• [GIVEN REQUEST]
Search the material below for the word "Capacity" and copy every line in which it occurs.

▼▼▼

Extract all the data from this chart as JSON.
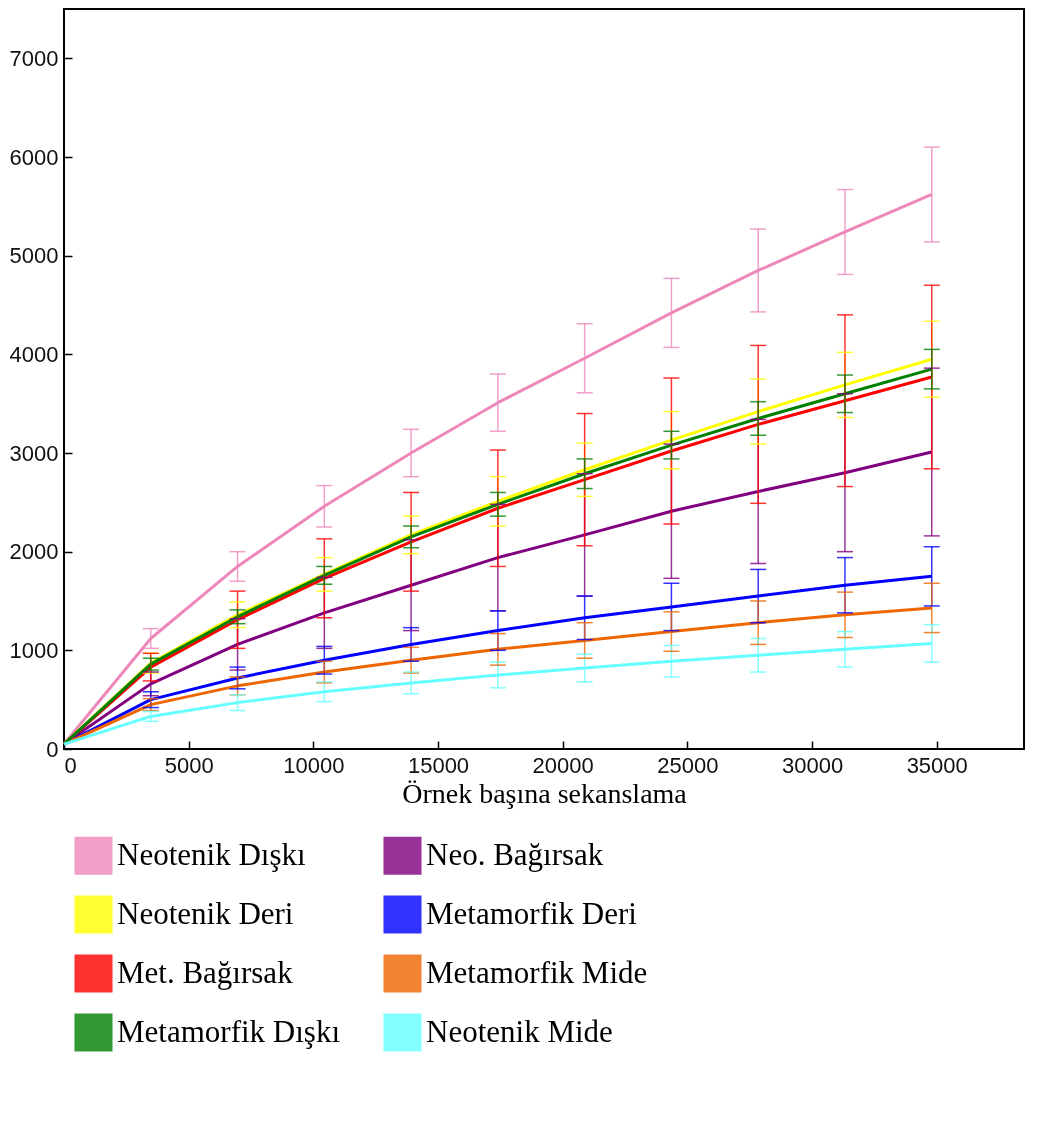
{
  "chart_data": {
    "type": "line",
    "xlabel": "Örnek başına sekanslama",
    "x": [
      0,
      3480,
      6960,
      10440,
      13920,
      17400,
      20880,
      24360,
      27840,
      31320,
      34800
    ],
    "xlim": [
      0,
      38500
    ],
    "xticks": [
      0,
      5000,
      10000,
      15000,
      20000,
      25000,
      30000,
      35000
    ],
    "ylim": [
      0,
      7500
    ],
    "yticks": [
      0,
      1000,
      2000,
      3000,
      4000,
      5000,
      6000,
      7000
    ],
    "grid": false,
    "legend": "bottom",
    "line_style": "solid",
    "series": [
      {
        "name": "Neotenik Dışkı",
        "color": "#ee88bb",
        "values": [
          50,
          1120,
          1850,
          2460,
          3000,
          3510,
          3960,
          4420,
          4850,
          5240,
          5620
        ],
        "errors": [
          null,
          100,
          150,
          210,
          240,
          290,
          350,
          350,
          420,
          430,
          480
        ]
      },
      {
        "name": "Neo. Bağırsak",
        "color": "#800080",
        "values": [
          50,
          660,
          1060,
          1380,
          1660,
          1940,
          2170,
          2410,
          2610,
          2800,
          3010
        ],
        "errors": [
          null,
          120,
          260,
          360,
          460,
          540,
          620,
          680,
          730,
          800,
          850
        ]
      },
      {
        "name": "Neotenik Deri",
        "color": "#ffff00",
        "values": [
          50,
          870,
          1360,
          1770,
          2170,
          2510,
          2830,
          3130,
          3420,
          3690,
          3950
        ],
        "errors": [
          null,
          100,
          130,
          170,
          190,
          250,
          270,
          290,
          330,
          330,
          385
        ]
      },
      {
        "name": "Metamorfik Deri",
        "color": "#0000ff",
        "values": [
          50,
          500,
          720,
          900,
          1060,
          1200,
          1330,
          1440,
          1550,
          1660,
          1750
        ],
        "errors": [
          null,
          80,
          110,
          140,
          170,
          200,
          220,
          240,
          270,
          280,
          300
        ]
      },
      {
        "name": "Met. Bağırsak",
        "color": "#ff0000",
        "values": [
          50,
          830,
          1310,
          1730,
          2100,
          2440,
          2730,
          3020,
          3290,
          3530,
          3770
        ],
        "errors": [
          null,
          140,
          290,
          400,
          500,
          590,
          670,
          740,
          800,
          870,
          930
        ]
      },
      {
        "name": "Metamorfik Mide",
        "color": "#ee6600",
        "values": [
          50,
          450,
          640,
          780,
          900,
          1010,
          1100,
          1190,
          1280,
          1360,
          1430
        ],
        "errors": [
          null,
          60,
          90,
          110,
          130,
          160,
          180,
          200,
          220,
          230,
          250
        ]
      },
      {
        "name": "Metamorfik Dışkı",
        "color": "#008000",
        "values": [
          50,
          860,
          1340,
          1760,
          2150,
          2480,
          2790,
          3080,
          3350,
          3600,
          3850
        ],
        "errors": [
          null,
          60,
          70,
          90,
          110,
          120,
          150,
          140,
          170,
          190,
          200
        ]
      },
      {
        "name": "Neotenik Mide",
        "color": "#66ffff",
        "values": [
          50,
          330,
          470,
          580,
          670,
          750,
          820,
          890,
          950,
          1010,
          1070
        ],
        "errors": [
          null,
          50,
          80,
          100,
          110,
          130,
          140,
          160,
          170,
          180,
          190
        ]
      }
    ]
  }
}
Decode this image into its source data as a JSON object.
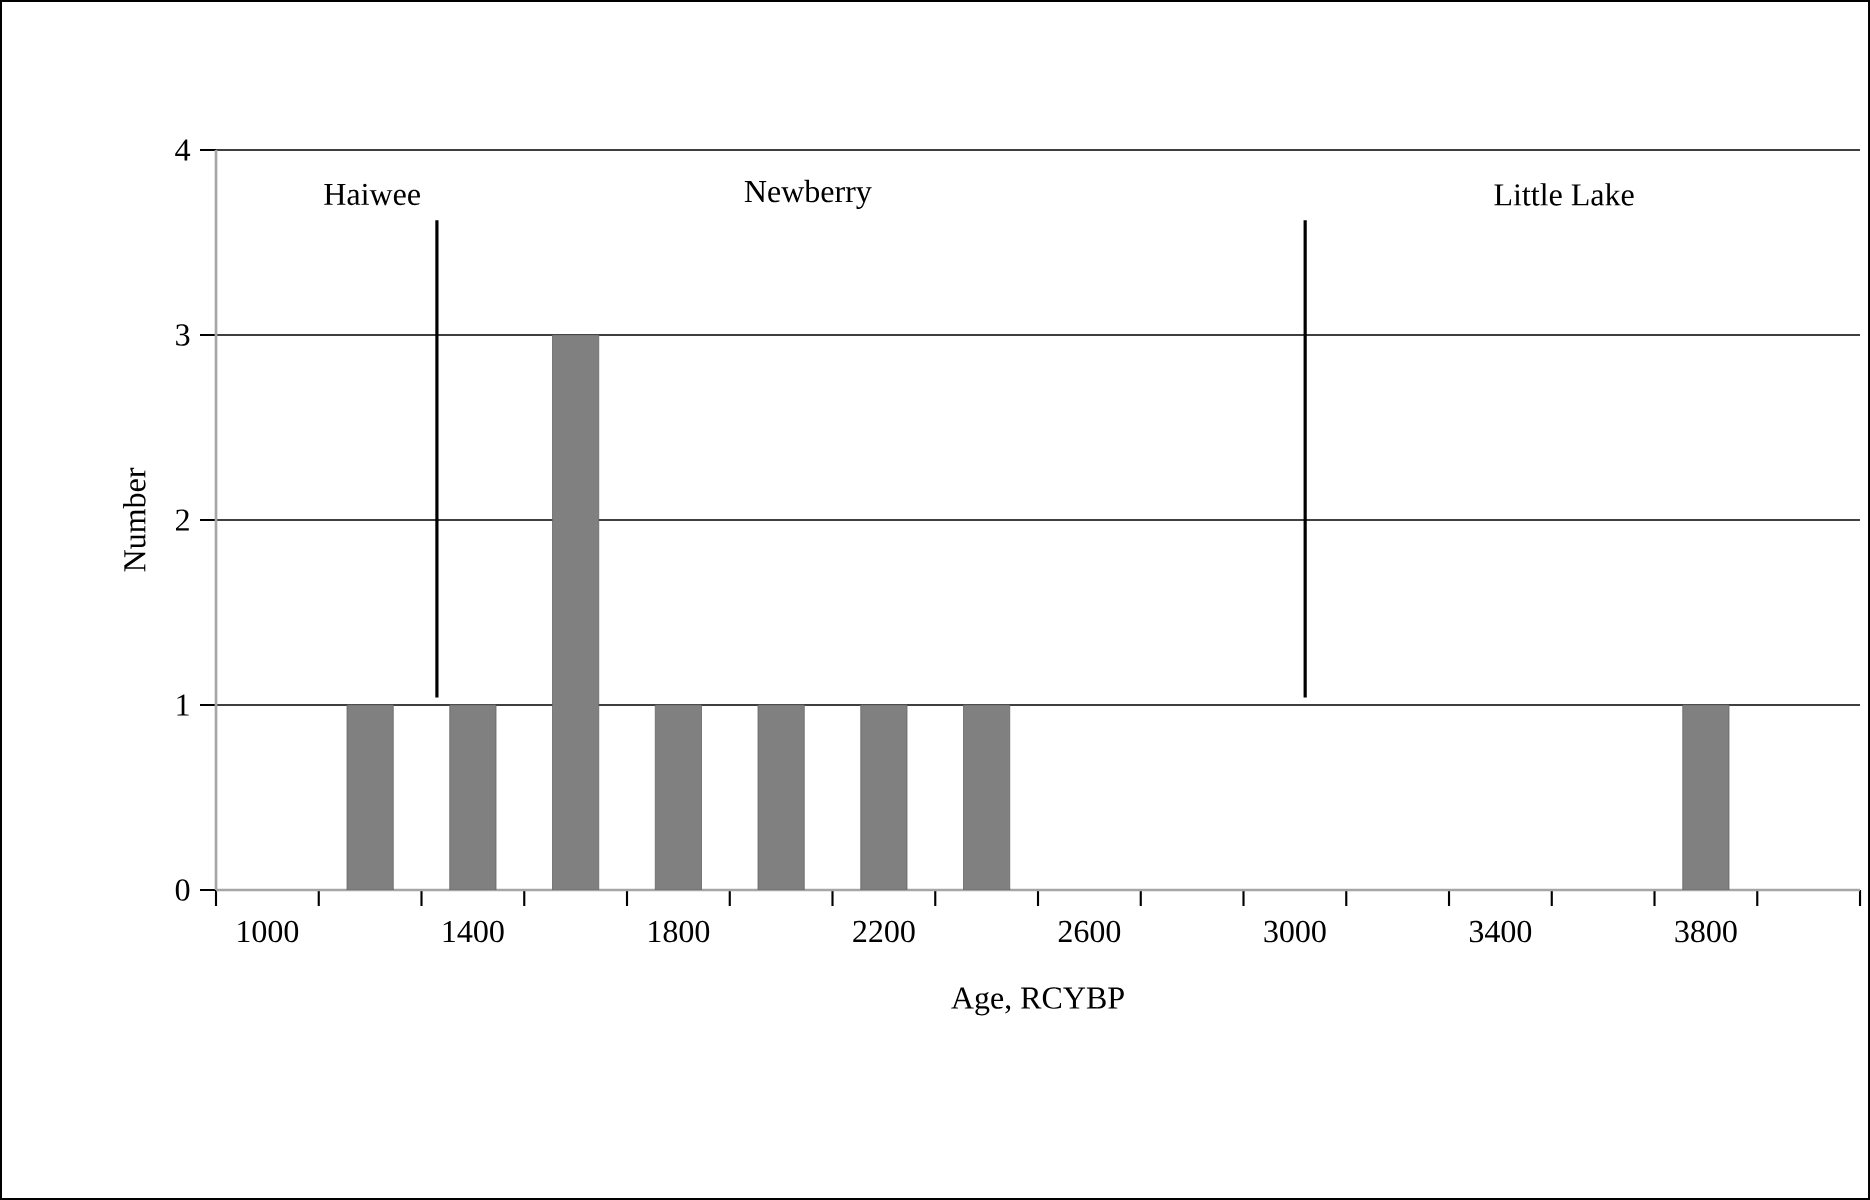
{
  "chart_data": {
    "type": "bar",
    "xlabel": "Age, RCYBP",
    "ylabel": "Number",
    "x": [
      1200,
      1400,
      1600,
      1800,
      2000,
      2200,
      2400,
      3800
    ],
    "values": [
      1,
      1,
      3,
      1,
      1,
      1,
      1,
      1
    ],
    "color": "#808080",
    "xlim": [
      900,
      4100
    ],
    "xticks": [
      {
        "value": 900,
        "label": null
      },
      {
        "value": 1000,
        "label": "1000"
      },
      {
        "value": 1100,
        "label": null
      },
      {
        "value": 1300,
        "label": null
      },
      {
        "value": 1400,
        "label": "1400"
      },
      {
        "value": 1500,
        "label": null
      },
      {
        "value": 1700,
        "label": null
      },
      {
        "value": 1800,
        "label": "1800"
      },
      {
        "value": 1900,
        "label": null
      },
      {
        "value": 2100,
        "label": null
      },
      {
        "value": 2200,
        "label": "2200"
      },
      {
        "value": 2300,
        "label": null
      },
      {
        "value": 2500,
        "label": null
      },
      {
        "value": 2600,
        "label": "2600"
      },
      {
        "value": 2700,
        "label": null
      },
      {
        "value": 2900,
        "label": null
      },
      {
        "value": 3000,
        "label": "3000"
      },
      {
        "value": 3100,
        "label": null
      },
      {
        "value": 3300,
        "label": null
      },
      {
        "value": 3400,
        "label": "3400"
      },
      {
        "value": 3500,
        "label": null
      },
      {
        "value": 3700,
        "label": null
      },
      {
        "value": 3800,
        "label": "3800"
      },
      {
        "value": 3900,
        "label": null
      },
      {
        "value": 4100,
        "label": null
      }
    ],
    "ylim": [
      0,
      4
    ],
    "yticks": [
      0,
      1,
      2,
      3,
      4
    ],
    "grid": "y",
    "ref_lines": [
      {
        "axis": "x",
        "value": 1330,
        "color": "#000000"
      },
      {
        "axis": "x",
        "value": 3020,
        "color": "#000000"
      }
    ],
    "annotations": [
      "Haiwee",
      "Newberry",
      "Little Lake"
    ]
  }
}
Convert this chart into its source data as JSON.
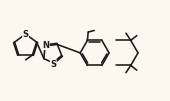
{
  "bg_color": "#fcf8f0",
  "bond_color": "#1a1a1a",
  "line_width": 1.15,
  "font_size": 5.5,
  "label_color": "#1a1a1a",
  "xlim": [
    0.0,
    10.5
  ],
  "ylim": [
    0.5,
    6.0
  ]
}
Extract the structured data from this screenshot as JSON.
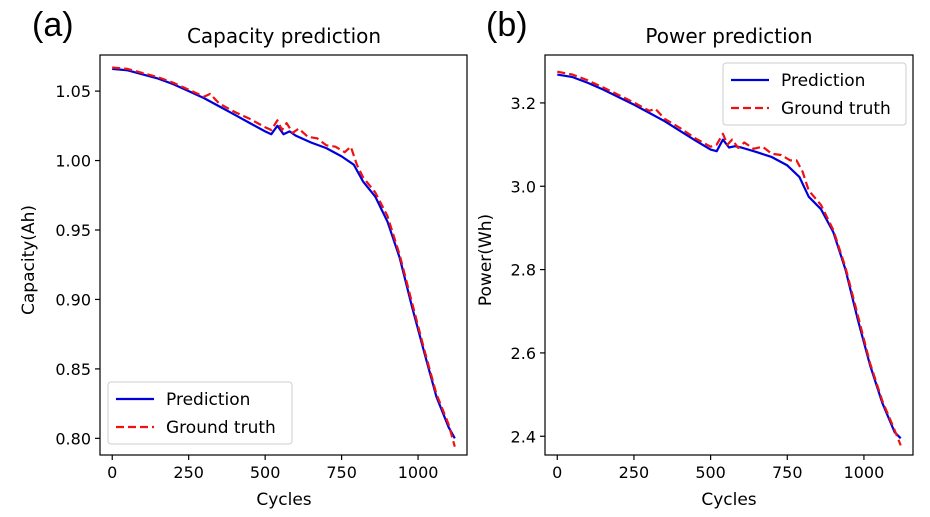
{
  "chart_data": [
    {
      "type": "line",
      "panel_label": "(a)",
      "title": "Capacity prediction",
      "xlabel": "Cycles",
      "ylabel": "Capacity(Ah)",
      "xlim": [
        -40,
        1160
      ],
      "ylim": [
        0.788,
        1.076
      ],
      "xticks": [
        0,
        250,
        500,
        750,
        1000
      ],
      "yticks": [
        0.8,
        0.85,
        0.9,
        0.95,
        1.0,
        1.05
      ],
      "ytick_labels": [
        "0.80",
        "0.85",
        "0.90",
        "0.95",
        "1.00",
        "1.05"
      ],
      "legend_position": "lower-left",
      "series": [
        {
          "name": "Prediction",
          "color": "#0000dd",
          "style": "solid",
          "x": [
            0,
            50,
            100,
            150,
            200,
            250,
            300,
            350,
            400,
            450,
            500,
            520,
            540,
            560,
            580,
            600,
            650,
            700,
            750,
            790,
            820,
            860,
            900,
            940,
            980,
            1020,
            1060,
            1100,
            1120
          ],
          "y": [
            1.066,
            1.065,
            1.062,
            1.059,
            1.055,
            1.05,
            1.045,
            1.039,
            1.033,
            1.027,
            1.021,
            1.019,
            1.025,
            1.019,
            1.021,
            1.018,
            1.013,
            1.009,
            1.003,
            0.997,
            0.985,
            0.974,
            0.956,
            0.93,
            0.895,
            0.862,
            0.83,
            0.808,
            0.8
          ]
        },
        {
          "name": "Ground truth",
          "color": "#ee1111",
          "style": "dashed",
          "x": [
            0,
            50,
            100,
            150,
            200,
            250,
            300,
            320,
            350,
            400,
            450,
            500,
            520,
            540,
            555,
            570,
            590,
            610,
            640,
            670,
            700,
            730,
            760,
            780,
            800,
            820,
            860,
            900,
            940,
            980,
            1020,
            1060,
            1100,
            1120
          ],
          "y": [
            1.067,
            1.066,
            1.063,
            1.06,
            1.056,
            1.051,
            1.046,
            1.048,
            1.041,
            1.035,
            1.03,
            1.024,
            1.022,
            1.029,
            1.022,
            1.027,
            1.02,
            1.023,
            1.017,
            1.016,
            1.011,
            1.01,
            1.006,
            1.01,
            0.997,
            0.988,
            0.977,
            0.96,
            0.932,
            0.898,
            0.864,
            0.832,
            0.81,
            0.794
          ]
        }
      ]
    },
    {
      "type": "line",
      "panel_label": "(b)",
      "title": "Power prediction",
      "xlabel": "Cycles",
      "ylabel": "Power(Wh)",
      "xlim": [
        -40,
        1160
      ],
      "ylim": [
        2.355,
        3.315
      ],
      "xticks": [
        0,
        250,
        500,
        750,
        1000
      ],
      "yticks": [
        2.4,
        2.6,
        2.8,
        3.0,
        3.2
      ],
      "ytick_labels": [
        "2.4",
        "2.6",
        "2.8",
        "3.0",
        "3.2"
      ],
      "legend_position": "top-right",
      "series": [
        {
          "name": "Prediction",
          "color": "#0000dd",
          "style": "solid",
          "x": [
            0,
            50,
            100,
            150,
            200,
            250,
            300,
            350,
            400,
            450,
            500,
            520,
            540,
            560,
            580,
            600,
            650,
            700,
            750,
            790,
            820,
            860,
            900,
            940,
            980,
            1020,
            1060,
            1100,
            1120
          ],
          "y": [
            3.268,
            3.262,
            3.248,
            3.232,
            3.214,
            3.196,
            3.176,
            3.156,
            3.133,
            3.11,
            3.088,
            3.084,
            3.112,
            3.093,
            3.096,
            3.093,
            3.082,
            3.07,
            3.05,
            3.022,
            2.975,
            2.945,
            2.89,
            2.8,
            2.68,
            2.57,
            2.48,
            2.41,
            2.395
          ]
        },
        {
          "name": "Ground truth",
          "color": "#ee1111",
          "style": "dashed",
          "x": [
            0,
            50,
            100,
            150,
            200,
            250,
            300,
            320,
            350,
            400,
            450,
            500,
            520,
            540,
            555,
            570,
            590,
            610,
            640,
            670,
            700,
            730,
            760,
            780,
            800,
            820,
            860,
            900,
            940,
            980,
            1020,
            1060,
            1100,
            1120
          ],
          "y": [
            3.275,
            3.268,
            3.254,
            3.237,
            3.219,
            3.201,
            3.181,
            3.186,
            3.162,
            3.14,
            3.115,
            3.095,
            3.1,
            3.126,
            3.1,
            3.112,
            3.092,
            3.105,
            3.09,
            3.095,
            3.078,
            3.075,
            3.062,
            3.062,
            3.035,
            2.99,
            2.955,
            2.895,
            2.805,
            2.69,
            2.575,
            2.485,
            2.415,
            2.378
          ]
        }
      ]
    }
  ]
}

▲▲▲

• [OUTPUT BELOW]
      "title": "Capacity prediction",
      "ylabel": "Capacity(Ah)",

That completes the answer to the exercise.